■ **Work to do**
Extract the listing in its entirety, keeping each line identical to the original.

■ **Working data**
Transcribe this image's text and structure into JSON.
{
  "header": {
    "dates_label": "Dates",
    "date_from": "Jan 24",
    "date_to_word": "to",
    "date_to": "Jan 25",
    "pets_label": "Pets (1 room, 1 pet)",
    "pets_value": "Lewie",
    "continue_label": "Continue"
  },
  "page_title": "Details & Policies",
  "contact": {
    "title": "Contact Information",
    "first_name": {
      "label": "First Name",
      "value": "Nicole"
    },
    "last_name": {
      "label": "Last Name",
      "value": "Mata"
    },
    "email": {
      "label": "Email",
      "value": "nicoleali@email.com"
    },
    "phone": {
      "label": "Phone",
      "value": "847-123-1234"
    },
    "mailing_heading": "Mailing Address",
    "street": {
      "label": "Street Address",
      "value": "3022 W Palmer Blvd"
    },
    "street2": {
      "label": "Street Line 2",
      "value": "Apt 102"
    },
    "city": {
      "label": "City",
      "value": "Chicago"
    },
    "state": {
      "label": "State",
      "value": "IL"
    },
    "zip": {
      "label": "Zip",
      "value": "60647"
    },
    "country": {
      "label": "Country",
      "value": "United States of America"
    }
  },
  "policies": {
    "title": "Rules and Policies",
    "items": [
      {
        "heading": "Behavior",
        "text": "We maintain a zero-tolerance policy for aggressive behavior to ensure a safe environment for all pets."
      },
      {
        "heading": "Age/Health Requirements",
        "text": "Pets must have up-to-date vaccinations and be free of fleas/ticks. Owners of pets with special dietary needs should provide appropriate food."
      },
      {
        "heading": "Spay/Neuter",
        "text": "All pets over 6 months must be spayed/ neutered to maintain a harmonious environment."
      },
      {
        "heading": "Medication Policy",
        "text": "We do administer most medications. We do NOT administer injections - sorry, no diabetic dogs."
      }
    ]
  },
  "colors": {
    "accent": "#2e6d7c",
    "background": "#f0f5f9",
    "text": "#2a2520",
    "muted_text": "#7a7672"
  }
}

■ **Answer for the task**
Transcribe this image's text and structure into JSON.
{
  "header": {
    "dates_label": "Dates",
    "date_from": "Jan 24",
    "date_to_word": "to",
    "date_to": "Jan 25",
    "pets_label": "Pets (1 room, 1 pet)",
    "pets_value": "Lewie",
    "continue_label": "Continue"
  },
  "page_title": "Details & Policies",
  "contact": {
    "title": "Contact Information",
    "first_name": {
      "label": "First Name",
      "value": "Nicole"
    },
    "last_name": {
      "label": "Last Name",
      "value": "Mata"
    },
    "email": {
      "label": "Email",
      "value": "nicoleali@email.com"
    },
    "phone": {
      "label": "Phone",
      "value": "847-123-1234"
    },
    "mailing_heading": "Mailing Address",
    "street": {
      "label": "Street Address",
      "value": "3022 W Palmer Blvd"
    },
    "street2": {
      "label": "Street Line 2",
      "value": "Apt 102"
    },
    "city": {
      "label": "City",
      "value": "Chicago"
    },
    "state": {
      "label": "State",
      "value": "IL"
    },
    "zip": {
      "label": "Zip",
      "value": "60647"
    },
    "country": {
      "label": "Country",
      "value": "United States of America"
    }
  },
  "policies": {
    "title": "Rules and Policies",
    "items": [
      {
        "heading": "Behavior",
        "text": "We maintain a zero-tolerance policy for aggressive behavior to ensure a safe environment for all pets."
      },
      {
        "heading": "Age/Health Requirements",
        "text": "Pets must have up-to-date vaccinations and be free of fleas/ticks. Owners of pets with special dietary needs should provide appropriate food."
      },
      {
        "heading": "Spay/Neuter",
        "text": "All pets over 6 months must be spayed/ neutered to maintain a harmonious environment."
      },
      {
        "heading": "Medication Policy",
        "text": "We do administer most medications. We do NOT administer injections - sorry, no diabetic dogs."
      }
    ]
  },
  "colors": {
    "accent": "#2e6d7c",
    "background": "#f0f5f9",
    "text": "#2a2520",
    "muted_text": "#7a7672"
  }
}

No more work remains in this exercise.